— WORK REQUIRED —
Report every line in the items that contains the string "轮换日历".

— DATA SHOWN —
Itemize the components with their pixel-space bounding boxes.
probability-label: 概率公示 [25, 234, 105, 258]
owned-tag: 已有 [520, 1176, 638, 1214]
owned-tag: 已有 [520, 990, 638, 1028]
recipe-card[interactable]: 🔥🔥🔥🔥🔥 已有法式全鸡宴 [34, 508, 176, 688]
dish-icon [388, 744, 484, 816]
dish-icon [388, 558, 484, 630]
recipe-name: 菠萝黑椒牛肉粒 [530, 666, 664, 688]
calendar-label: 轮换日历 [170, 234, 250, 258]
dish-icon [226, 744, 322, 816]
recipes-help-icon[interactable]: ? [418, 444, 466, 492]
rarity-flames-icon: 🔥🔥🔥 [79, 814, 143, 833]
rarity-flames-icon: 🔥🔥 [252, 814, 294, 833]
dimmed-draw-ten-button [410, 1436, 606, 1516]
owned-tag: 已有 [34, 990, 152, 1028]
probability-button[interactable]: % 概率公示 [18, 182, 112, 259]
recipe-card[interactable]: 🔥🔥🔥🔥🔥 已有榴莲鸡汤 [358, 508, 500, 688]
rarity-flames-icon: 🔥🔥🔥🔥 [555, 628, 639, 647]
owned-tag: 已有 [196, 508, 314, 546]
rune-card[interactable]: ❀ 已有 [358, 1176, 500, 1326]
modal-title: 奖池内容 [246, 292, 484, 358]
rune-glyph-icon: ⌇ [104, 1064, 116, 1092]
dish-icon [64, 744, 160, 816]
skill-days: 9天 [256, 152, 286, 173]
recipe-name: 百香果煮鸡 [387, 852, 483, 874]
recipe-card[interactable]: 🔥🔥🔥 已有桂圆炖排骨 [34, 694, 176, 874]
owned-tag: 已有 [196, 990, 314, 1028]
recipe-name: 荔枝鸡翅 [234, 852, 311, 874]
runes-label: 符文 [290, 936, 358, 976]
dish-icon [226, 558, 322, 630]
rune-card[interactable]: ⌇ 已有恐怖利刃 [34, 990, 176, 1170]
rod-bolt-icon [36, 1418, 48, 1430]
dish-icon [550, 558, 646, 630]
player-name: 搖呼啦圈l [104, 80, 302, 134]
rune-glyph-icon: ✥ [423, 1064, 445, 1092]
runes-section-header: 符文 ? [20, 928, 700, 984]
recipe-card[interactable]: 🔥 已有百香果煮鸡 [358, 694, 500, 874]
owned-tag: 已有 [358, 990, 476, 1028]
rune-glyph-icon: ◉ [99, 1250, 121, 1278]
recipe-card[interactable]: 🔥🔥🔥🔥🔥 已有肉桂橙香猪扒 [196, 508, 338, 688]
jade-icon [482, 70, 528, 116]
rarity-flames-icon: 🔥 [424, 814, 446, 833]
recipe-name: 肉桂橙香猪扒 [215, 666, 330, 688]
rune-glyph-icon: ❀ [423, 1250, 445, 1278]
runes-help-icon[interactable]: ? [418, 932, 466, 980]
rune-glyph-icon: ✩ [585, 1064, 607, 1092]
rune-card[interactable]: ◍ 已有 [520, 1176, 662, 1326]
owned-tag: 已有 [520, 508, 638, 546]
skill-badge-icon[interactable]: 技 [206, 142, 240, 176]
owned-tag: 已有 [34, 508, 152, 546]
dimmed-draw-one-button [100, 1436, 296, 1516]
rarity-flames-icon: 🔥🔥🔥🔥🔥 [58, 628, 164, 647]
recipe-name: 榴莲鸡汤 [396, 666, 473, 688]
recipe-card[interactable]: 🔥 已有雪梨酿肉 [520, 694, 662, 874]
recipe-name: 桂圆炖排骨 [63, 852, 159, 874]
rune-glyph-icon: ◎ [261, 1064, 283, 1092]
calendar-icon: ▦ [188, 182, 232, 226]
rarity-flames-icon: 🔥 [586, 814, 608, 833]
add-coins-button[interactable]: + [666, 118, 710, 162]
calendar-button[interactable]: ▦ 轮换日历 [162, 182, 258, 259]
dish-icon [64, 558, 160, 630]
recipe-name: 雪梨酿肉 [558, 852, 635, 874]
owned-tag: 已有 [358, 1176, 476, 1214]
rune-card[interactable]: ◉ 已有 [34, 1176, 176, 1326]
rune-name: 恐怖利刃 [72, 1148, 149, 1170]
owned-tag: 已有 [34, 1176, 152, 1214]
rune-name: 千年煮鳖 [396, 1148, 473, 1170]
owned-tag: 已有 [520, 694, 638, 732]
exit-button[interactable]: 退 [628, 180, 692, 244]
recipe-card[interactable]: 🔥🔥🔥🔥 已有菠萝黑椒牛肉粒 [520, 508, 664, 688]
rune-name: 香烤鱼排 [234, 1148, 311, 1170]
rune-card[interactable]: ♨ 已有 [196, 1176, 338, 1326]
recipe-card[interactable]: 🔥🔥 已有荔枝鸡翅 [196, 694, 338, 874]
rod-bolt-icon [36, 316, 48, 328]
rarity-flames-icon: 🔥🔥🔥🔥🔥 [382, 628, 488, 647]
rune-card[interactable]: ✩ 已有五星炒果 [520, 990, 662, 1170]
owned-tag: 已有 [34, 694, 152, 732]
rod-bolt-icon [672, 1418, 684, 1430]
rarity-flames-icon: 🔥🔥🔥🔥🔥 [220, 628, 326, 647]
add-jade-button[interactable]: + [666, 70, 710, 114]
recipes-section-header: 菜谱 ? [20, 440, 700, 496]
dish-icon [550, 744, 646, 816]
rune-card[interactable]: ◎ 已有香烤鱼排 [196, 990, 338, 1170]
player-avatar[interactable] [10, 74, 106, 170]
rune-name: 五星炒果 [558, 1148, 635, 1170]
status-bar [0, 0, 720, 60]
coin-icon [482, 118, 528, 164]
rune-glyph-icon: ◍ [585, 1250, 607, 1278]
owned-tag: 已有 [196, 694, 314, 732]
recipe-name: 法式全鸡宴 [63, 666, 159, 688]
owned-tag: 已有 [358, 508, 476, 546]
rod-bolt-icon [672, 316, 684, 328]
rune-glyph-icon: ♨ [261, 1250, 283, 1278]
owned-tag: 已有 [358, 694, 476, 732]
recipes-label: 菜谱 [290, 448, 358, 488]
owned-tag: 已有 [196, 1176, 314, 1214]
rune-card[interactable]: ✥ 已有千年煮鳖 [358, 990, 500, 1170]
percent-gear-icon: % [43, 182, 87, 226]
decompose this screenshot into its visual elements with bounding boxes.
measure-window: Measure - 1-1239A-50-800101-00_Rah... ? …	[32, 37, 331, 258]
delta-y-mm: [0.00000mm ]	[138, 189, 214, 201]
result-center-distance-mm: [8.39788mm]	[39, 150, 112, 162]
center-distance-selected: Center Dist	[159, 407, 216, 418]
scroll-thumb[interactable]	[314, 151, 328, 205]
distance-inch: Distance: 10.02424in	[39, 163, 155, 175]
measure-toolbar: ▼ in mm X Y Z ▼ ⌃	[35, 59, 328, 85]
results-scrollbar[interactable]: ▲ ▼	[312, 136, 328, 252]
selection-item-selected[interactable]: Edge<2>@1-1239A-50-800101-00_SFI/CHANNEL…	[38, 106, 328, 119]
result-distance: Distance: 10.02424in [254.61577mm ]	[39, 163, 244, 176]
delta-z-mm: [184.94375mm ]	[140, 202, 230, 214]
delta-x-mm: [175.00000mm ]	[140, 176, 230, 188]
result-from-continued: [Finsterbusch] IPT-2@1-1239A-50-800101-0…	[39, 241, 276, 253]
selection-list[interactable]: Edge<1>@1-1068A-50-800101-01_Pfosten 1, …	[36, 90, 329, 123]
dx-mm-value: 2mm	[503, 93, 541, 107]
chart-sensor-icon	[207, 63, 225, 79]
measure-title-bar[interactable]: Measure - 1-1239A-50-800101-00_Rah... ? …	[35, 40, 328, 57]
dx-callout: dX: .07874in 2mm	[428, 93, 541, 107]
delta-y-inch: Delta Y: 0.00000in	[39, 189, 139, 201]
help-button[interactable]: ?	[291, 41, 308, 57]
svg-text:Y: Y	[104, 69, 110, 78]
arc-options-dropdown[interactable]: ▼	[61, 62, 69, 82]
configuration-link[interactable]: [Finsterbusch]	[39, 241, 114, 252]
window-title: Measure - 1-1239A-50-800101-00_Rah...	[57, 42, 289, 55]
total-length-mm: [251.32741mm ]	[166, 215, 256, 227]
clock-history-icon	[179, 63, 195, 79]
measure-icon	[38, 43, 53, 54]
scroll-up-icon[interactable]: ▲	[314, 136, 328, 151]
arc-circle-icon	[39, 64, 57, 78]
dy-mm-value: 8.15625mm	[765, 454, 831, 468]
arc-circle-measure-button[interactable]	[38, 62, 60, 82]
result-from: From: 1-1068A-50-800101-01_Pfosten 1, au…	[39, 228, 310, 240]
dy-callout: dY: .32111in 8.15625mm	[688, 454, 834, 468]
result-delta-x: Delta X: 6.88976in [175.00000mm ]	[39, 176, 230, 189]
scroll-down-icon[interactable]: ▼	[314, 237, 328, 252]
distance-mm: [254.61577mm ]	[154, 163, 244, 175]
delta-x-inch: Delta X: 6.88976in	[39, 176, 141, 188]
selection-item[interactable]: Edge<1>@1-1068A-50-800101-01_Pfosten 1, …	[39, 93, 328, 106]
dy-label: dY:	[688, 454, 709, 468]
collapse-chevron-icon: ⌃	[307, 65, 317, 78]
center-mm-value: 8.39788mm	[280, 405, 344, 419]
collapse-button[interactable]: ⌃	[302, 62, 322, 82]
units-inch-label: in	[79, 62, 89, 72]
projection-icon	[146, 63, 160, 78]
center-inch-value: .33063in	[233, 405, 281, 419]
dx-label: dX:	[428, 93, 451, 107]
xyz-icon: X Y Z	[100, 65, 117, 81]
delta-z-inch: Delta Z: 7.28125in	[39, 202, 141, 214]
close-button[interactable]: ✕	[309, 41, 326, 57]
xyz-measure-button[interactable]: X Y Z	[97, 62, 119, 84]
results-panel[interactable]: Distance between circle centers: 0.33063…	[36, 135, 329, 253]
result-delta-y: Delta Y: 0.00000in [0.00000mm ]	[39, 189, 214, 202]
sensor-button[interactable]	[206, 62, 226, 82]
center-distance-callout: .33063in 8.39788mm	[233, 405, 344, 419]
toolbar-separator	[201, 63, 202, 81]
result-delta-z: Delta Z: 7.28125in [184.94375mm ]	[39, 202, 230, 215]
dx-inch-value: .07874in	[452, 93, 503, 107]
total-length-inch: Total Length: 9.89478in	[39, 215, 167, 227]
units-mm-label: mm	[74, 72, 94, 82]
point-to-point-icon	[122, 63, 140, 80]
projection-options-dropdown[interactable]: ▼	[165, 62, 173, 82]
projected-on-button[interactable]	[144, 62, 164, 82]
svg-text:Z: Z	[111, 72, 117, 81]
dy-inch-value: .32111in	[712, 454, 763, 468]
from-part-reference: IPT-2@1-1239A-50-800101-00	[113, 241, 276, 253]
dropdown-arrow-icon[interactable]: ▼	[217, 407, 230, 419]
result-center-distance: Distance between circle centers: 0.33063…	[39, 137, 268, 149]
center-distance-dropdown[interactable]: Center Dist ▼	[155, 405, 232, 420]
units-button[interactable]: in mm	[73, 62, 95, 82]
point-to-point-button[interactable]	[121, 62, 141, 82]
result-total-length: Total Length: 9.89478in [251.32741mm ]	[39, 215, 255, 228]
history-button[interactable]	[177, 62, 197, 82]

— ANSWER FOR THE TASK —
calendar-label: 轮换日历 [170, 234, 250, 258]
calendar-button[interactable]: ▦ 轮换日历 [162, 182, 258, 259]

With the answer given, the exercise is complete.